→ **Task prompt**: Pull out every line in the material below that contains the word "trend", and copy each one in full.

▬▬▬

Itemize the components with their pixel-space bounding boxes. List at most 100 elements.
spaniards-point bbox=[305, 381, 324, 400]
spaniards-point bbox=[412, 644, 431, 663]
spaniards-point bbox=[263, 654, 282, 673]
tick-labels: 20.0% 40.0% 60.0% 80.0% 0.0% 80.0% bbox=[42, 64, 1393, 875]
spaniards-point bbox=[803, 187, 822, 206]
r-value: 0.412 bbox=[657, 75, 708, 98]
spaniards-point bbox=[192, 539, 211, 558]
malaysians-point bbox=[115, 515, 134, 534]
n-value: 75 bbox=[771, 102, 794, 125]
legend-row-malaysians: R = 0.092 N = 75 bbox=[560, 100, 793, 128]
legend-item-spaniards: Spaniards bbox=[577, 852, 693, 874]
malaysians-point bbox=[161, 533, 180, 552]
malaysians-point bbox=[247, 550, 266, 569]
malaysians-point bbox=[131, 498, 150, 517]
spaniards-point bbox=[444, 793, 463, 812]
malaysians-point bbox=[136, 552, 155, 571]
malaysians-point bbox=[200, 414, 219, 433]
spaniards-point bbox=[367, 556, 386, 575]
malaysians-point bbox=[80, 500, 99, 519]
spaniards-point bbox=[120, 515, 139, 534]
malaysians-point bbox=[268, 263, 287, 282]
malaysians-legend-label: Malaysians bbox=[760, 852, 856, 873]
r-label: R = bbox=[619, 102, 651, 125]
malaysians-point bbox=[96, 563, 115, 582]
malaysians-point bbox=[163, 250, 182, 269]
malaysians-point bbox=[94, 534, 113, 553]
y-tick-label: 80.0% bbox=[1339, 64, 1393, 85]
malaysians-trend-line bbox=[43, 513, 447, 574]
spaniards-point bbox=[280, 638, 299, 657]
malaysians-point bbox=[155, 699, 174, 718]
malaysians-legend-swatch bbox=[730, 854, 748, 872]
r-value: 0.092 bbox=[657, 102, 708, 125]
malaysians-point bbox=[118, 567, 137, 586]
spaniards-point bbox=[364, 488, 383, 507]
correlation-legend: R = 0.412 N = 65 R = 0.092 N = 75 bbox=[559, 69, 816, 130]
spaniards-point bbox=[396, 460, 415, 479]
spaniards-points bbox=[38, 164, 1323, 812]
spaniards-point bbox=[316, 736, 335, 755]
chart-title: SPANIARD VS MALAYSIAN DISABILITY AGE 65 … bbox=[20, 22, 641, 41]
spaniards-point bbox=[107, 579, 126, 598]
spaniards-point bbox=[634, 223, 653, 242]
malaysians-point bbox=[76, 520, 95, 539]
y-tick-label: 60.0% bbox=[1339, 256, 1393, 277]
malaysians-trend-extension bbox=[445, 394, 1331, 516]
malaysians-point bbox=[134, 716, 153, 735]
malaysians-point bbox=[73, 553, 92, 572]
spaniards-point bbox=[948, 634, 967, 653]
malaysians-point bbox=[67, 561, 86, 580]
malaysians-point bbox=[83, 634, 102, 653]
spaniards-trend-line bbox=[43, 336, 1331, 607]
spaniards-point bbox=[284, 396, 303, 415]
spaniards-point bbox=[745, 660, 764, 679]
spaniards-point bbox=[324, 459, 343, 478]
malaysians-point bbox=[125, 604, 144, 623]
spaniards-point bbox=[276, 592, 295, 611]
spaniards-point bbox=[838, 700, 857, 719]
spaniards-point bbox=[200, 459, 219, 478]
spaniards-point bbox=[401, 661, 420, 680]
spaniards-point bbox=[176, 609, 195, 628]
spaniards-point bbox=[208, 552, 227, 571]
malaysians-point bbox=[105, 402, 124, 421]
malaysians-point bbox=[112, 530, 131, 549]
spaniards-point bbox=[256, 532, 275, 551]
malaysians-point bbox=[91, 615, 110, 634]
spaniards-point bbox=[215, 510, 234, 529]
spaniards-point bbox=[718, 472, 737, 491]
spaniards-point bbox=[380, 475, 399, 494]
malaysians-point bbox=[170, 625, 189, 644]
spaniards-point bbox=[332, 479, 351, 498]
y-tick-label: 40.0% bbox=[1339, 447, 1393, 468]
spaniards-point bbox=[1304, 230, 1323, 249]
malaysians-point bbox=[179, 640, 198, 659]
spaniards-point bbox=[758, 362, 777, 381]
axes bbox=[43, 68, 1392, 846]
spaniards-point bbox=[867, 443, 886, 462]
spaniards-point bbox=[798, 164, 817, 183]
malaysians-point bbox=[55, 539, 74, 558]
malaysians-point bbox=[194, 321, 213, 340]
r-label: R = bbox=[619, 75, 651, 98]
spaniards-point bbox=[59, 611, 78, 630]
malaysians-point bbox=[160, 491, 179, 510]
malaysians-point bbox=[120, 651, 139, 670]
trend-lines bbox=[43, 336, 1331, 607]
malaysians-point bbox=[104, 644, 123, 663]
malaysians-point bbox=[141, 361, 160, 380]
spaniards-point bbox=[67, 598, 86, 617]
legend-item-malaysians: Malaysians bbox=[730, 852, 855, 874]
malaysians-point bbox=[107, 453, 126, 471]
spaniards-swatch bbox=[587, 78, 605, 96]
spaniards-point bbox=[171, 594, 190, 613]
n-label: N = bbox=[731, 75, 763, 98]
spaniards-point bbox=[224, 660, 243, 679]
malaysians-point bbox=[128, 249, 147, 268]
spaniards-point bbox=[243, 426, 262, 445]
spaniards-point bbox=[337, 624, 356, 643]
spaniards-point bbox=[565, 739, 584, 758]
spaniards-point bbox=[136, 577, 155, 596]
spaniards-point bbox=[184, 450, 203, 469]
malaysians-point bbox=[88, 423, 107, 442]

▬▬▬

→ **Solution to this problem**:
malaysians-trend-line bbox=[43, 513, 447, 574]
malaysians-trend-extension bbox=[445, 394, 1331, 516]
spaniards-trend-line bbox=[43, 336, 1331, 607]
trend-lines bbox=[43, 336, 1331, 607]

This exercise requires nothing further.